:: What you should do ::
Edit the listing below so that every "nightstand" becomes "bedside-table", and leave everything else unchanged.

Source data:
- - - - -

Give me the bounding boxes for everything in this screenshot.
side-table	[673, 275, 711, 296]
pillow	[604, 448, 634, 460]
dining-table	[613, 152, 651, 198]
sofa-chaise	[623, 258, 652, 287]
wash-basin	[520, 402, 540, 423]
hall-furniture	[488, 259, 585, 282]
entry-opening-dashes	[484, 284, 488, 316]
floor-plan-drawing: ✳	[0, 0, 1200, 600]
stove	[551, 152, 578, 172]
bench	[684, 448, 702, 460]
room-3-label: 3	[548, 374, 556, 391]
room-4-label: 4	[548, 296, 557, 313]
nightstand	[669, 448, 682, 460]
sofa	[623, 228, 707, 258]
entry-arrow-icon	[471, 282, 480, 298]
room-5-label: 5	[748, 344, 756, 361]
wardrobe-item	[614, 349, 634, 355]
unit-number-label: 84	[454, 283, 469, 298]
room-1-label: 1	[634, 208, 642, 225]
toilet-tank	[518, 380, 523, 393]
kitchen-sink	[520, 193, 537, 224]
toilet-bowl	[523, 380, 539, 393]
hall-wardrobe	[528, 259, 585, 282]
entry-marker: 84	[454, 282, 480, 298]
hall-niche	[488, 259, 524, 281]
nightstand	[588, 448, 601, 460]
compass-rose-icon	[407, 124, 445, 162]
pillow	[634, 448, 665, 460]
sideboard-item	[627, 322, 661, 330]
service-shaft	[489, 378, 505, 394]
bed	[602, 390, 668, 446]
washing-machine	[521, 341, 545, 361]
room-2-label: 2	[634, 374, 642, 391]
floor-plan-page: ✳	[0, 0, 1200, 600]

- - - - -

:: Finished exercise ::
Give me the bounding boxes for everything in this screenshot.
side-table	[673, 275, 711, 296]
pillow	[604, 448, 634, 460]
dining-table	[613, 152, 651, 198]
sofa-chaise	[623, 258, 652, 287]
wash-basin	[520, 402, 540, 423]
hall-furniture	[488, 259, 585, 282]
entry-opening-dashes	[484, 284, 488, 316]
floor-plan-drawing: ✳	[0, 0, 1200, 600]
stove	[551, 152, 578, 172]
bench	[684, 448, 702, 460]
room-3-label: 3	[548, 374, 556, 391]
room-4-label: 4	[548, 296, 557, 313]
bedside-table	[669, 448, 682, 460]
sofa	[623, 228, 707, 258]
entry-arrow-icon	[471, 282, 480, 298]
room-5-label: 5	[748, 344, 756, 361]
wardrobe-item	[614, 349, 634, 355]
unit-number-label: 84	[454, 283, 469, 298]
room-1-label: 1	[634, 208, 642, 225]
toilet-tank	[518, 380, 523, 393]
kitchen-sink	[520, 193, 537, 224]
toilet-bowl	[523, 380, 539, 393]
hall-wardrobe	[528, 259, 585, 282]
entry-marker: 84	[454, 282, 480, 298]
hall-niche	[488, 259, 524, 281]
bedside-table	[588, 448, 601, 460]
compass-rose-icon	[407, 124, 445, 162]
pillow	[634, 448, 665, 460]
sideboard-item	[627, 322, 661, 330]
service-shaft	[489, 378, 505, 394]
bed	[602, 390, 668, 446]
washing-machine	[521, 341, 545, 361]
room-2-label: 2	[634, 374, 642, 391]
floor-plan-page: ✳	[0, 0, 1200, 600]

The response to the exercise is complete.